→ Data extract:

==========

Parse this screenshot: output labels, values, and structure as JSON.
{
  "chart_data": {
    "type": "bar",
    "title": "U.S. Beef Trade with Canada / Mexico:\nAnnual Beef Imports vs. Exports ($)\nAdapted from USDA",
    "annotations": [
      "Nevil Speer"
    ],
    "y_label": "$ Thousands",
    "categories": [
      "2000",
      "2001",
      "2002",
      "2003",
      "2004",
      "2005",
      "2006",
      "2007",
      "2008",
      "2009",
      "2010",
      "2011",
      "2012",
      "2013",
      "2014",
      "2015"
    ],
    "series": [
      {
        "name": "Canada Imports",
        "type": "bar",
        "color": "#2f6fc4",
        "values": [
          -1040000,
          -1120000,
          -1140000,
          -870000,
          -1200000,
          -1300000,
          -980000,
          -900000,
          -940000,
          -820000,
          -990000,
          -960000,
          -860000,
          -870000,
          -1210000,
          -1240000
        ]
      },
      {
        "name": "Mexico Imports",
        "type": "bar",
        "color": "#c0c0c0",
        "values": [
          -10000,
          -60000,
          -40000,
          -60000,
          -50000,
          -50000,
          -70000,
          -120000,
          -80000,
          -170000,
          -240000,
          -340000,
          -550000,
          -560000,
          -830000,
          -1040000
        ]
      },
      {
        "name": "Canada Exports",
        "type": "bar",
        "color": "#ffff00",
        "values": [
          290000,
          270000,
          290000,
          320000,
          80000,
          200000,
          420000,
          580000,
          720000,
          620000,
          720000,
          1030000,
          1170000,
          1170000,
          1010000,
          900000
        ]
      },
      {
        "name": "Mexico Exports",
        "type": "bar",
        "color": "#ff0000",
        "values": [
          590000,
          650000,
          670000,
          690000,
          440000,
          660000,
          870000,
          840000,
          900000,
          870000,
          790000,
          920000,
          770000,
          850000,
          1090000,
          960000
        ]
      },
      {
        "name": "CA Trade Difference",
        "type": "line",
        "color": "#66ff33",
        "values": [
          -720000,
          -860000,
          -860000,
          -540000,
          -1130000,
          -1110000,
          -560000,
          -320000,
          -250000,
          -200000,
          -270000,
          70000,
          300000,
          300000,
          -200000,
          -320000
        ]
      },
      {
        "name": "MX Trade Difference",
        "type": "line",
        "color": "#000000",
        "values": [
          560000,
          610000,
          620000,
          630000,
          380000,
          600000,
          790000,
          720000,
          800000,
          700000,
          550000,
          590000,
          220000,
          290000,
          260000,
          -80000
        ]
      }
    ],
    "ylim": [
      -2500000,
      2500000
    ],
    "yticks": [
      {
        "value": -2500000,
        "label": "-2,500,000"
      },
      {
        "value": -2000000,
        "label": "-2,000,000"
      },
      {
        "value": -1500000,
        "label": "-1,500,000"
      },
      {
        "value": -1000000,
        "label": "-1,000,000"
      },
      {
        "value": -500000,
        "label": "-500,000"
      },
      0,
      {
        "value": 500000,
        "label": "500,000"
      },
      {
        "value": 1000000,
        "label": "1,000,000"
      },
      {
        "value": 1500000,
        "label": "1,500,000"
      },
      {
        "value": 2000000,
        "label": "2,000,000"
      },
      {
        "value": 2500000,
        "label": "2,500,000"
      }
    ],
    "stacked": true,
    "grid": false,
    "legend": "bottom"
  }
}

==========

Reply with one number only, the count of lines above that hold the string "name".

→ Written solution: 6